* WORK TO BE COMPLETED
In the entries that follow, how many lines contain the word "JSON"? Answer with the number only.

-- begin --

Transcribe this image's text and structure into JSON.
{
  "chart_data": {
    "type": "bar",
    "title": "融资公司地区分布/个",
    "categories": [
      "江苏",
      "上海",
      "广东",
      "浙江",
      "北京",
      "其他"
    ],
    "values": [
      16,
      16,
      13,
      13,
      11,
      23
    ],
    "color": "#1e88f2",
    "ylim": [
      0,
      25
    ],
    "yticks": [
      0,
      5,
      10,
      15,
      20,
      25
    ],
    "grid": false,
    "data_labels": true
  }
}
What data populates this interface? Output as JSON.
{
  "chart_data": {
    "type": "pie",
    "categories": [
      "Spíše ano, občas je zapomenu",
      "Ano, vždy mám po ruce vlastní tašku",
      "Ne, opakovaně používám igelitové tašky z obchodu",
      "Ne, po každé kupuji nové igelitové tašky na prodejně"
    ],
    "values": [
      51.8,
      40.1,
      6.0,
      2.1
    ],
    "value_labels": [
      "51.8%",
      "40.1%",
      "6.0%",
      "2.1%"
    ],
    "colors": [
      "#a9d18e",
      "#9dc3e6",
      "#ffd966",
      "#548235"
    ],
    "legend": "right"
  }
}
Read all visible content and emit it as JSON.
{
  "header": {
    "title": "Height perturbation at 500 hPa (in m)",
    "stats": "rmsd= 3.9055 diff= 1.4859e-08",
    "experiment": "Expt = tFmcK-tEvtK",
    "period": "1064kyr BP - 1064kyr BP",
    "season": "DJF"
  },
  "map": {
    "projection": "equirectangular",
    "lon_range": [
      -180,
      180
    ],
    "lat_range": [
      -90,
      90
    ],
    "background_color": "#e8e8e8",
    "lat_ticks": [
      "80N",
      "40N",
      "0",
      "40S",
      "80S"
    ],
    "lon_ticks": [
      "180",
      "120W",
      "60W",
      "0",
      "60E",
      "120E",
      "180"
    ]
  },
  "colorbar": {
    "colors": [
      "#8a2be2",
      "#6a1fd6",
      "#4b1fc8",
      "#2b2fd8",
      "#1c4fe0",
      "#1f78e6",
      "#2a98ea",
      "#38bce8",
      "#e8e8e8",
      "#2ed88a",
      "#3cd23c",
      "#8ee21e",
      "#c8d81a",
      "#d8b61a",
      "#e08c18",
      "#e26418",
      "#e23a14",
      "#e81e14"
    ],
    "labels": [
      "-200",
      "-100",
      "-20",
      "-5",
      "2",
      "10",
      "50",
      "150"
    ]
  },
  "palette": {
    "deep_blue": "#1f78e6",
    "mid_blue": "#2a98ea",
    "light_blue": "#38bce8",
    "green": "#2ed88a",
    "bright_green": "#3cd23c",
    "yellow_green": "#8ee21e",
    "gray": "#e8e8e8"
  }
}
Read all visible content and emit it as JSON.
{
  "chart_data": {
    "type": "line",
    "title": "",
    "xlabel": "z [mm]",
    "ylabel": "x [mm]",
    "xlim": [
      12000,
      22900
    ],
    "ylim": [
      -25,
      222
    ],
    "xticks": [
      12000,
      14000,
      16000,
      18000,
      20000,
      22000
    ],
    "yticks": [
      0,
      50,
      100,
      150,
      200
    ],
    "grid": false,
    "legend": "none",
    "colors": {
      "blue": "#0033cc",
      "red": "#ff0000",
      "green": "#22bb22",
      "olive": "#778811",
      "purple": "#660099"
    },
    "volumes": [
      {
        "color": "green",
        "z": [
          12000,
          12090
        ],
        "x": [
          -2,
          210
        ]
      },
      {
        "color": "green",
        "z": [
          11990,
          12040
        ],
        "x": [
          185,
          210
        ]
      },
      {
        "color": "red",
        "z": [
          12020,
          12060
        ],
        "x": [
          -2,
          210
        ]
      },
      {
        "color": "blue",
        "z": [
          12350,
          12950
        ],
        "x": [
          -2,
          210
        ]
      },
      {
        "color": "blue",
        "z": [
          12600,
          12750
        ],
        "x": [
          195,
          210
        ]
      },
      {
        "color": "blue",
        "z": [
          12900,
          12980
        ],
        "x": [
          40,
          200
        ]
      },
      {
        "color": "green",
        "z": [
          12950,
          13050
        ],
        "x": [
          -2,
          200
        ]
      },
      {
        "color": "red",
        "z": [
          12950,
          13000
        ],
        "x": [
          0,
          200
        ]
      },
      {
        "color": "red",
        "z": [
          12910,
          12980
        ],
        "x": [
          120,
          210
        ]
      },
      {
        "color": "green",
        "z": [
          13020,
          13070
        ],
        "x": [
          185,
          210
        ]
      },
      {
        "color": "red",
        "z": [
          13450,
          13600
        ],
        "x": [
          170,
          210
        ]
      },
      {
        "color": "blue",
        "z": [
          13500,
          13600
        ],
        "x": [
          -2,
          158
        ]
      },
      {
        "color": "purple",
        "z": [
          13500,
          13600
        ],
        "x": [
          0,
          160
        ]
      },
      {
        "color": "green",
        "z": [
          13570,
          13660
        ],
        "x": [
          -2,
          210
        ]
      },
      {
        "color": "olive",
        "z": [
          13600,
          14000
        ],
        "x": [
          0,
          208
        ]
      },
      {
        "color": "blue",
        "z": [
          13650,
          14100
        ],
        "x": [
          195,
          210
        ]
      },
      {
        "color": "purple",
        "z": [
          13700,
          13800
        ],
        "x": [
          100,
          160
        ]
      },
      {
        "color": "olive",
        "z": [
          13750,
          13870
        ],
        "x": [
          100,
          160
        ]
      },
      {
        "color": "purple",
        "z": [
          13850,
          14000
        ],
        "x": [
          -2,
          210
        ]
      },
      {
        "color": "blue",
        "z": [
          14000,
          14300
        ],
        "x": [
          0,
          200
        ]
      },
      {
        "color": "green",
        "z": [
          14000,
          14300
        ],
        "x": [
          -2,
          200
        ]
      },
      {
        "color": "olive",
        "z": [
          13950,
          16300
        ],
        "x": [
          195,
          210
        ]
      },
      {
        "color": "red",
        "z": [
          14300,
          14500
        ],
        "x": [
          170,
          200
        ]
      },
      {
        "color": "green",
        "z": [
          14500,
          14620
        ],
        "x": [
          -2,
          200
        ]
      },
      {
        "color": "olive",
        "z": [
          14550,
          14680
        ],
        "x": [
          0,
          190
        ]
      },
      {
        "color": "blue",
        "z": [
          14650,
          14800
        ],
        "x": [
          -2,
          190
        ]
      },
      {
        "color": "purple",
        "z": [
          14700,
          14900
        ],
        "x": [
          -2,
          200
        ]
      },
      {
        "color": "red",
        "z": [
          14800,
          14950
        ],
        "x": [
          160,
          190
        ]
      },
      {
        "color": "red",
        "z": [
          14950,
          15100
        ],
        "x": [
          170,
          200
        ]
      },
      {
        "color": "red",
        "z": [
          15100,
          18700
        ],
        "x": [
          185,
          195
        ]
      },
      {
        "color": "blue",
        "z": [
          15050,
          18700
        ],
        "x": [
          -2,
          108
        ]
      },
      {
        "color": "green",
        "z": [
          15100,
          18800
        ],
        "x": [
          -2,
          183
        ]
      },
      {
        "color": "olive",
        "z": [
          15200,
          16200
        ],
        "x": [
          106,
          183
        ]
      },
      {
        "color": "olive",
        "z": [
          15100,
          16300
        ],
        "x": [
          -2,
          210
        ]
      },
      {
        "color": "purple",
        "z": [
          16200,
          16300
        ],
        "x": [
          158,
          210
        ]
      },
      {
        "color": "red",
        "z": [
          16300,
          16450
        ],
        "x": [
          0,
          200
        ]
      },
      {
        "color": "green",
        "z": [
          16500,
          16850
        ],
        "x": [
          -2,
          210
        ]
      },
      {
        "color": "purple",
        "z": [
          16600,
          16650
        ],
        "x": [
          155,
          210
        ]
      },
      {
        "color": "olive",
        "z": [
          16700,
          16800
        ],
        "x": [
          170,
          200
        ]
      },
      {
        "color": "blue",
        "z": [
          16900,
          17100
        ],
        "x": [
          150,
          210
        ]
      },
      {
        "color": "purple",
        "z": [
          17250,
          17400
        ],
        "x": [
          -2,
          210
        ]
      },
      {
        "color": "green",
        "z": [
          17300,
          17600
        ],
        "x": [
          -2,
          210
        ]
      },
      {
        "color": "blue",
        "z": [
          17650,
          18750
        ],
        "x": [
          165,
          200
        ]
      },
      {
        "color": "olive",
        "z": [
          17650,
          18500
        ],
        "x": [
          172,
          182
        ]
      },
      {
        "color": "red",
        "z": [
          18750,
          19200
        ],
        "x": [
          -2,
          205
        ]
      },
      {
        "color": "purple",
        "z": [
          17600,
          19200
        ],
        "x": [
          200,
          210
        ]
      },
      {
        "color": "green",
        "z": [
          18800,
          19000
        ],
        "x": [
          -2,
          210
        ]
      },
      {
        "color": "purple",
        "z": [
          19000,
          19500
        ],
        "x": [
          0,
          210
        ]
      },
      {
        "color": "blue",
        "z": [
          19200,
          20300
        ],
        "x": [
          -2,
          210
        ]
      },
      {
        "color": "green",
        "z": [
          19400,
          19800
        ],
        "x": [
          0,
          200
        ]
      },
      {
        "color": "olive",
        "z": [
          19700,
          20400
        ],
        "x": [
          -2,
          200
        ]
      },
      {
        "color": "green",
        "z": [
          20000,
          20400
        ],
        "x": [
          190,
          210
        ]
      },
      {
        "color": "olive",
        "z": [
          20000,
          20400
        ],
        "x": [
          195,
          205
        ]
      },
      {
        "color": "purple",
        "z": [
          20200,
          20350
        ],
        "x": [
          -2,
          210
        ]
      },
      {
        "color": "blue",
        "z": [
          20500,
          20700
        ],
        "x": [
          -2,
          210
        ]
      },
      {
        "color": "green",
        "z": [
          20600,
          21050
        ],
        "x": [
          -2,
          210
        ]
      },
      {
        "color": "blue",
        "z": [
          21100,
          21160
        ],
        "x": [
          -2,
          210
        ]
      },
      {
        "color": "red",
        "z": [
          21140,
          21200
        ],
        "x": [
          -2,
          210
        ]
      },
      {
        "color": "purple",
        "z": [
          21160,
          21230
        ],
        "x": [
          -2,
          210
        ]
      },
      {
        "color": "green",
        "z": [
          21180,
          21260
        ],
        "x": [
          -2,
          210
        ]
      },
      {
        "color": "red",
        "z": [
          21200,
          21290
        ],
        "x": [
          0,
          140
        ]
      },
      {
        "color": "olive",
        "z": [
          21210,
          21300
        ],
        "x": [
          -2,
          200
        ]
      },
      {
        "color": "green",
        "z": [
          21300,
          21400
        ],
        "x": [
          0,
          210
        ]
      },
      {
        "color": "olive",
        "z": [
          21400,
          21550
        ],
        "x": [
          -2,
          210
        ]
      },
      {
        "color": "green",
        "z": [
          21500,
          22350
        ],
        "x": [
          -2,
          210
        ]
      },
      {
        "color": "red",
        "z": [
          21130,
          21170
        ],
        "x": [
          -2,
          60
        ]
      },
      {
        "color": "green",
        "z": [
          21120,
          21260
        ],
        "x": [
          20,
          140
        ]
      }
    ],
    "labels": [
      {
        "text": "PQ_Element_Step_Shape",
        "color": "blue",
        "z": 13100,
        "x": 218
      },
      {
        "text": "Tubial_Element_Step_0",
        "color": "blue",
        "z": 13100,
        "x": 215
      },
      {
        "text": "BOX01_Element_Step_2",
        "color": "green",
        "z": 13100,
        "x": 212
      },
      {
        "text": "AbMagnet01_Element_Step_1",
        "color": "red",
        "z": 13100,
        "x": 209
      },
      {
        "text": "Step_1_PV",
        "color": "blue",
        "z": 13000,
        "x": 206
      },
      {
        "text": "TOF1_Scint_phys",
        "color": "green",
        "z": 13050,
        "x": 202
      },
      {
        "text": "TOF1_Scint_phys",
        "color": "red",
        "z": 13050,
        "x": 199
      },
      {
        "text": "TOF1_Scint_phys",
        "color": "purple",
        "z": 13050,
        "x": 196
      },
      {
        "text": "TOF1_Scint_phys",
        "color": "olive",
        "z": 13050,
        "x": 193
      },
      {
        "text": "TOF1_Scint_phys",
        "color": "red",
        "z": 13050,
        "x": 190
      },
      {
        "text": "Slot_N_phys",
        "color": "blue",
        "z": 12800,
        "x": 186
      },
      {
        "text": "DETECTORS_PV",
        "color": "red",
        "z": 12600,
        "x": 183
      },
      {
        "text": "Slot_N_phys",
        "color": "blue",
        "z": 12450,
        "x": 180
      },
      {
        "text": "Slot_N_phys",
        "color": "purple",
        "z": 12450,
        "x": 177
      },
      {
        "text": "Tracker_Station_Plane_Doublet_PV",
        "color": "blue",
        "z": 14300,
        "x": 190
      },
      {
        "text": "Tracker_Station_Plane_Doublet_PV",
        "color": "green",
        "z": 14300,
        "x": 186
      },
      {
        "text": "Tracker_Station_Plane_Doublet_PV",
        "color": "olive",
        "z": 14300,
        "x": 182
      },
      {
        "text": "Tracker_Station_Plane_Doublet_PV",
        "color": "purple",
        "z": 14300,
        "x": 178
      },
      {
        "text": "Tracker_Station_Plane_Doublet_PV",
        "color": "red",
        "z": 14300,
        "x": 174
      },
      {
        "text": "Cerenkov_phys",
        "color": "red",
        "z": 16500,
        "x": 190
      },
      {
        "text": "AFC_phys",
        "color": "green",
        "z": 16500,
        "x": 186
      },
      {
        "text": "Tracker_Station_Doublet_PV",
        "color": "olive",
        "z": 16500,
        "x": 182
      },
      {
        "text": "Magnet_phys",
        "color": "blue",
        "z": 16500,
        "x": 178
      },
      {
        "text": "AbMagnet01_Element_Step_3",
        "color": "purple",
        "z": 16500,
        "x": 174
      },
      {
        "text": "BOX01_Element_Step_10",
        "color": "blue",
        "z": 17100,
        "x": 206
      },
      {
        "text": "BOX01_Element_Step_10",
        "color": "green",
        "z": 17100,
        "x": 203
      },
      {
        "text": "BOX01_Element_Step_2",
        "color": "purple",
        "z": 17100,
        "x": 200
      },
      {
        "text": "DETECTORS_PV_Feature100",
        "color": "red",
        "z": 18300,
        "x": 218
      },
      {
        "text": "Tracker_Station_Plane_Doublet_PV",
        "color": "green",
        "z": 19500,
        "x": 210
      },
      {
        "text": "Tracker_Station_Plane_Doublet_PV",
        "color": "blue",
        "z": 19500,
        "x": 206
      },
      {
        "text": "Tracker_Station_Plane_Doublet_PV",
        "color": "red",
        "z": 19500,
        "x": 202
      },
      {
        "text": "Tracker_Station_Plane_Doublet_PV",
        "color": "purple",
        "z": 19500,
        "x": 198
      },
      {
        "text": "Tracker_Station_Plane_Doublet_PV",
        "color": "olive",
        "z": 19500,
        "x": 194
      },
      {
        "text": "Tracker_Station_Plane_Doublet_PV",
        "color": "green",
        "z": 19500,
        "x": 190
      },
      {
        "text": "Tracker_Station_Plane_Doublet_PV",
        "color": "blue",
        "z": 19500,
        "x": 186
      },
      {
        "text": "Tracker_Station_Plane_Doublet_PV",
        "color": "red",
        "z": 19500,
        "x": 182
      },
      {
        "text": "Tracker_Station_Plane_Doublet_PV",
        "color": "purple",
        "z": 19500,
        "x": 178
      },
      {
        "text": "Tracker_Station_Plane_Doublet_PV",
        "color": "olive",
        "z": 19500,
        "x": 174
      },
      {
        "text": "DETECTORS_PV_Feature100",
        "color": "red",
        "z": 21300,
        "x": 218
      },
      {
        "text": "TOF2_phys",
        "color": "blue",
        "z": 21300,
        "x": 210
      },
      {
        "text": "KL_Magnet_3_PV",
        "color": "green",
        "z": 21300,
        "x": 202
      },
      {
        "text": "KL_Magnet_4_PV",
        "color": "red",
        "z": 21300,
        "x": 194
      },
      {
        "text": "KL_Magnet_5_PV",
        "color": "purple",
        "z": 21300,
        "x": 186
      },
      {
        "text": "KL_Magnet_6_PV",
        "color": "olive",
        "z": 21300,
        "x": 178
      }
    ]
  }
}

-- end --

* RESULT BELOW
4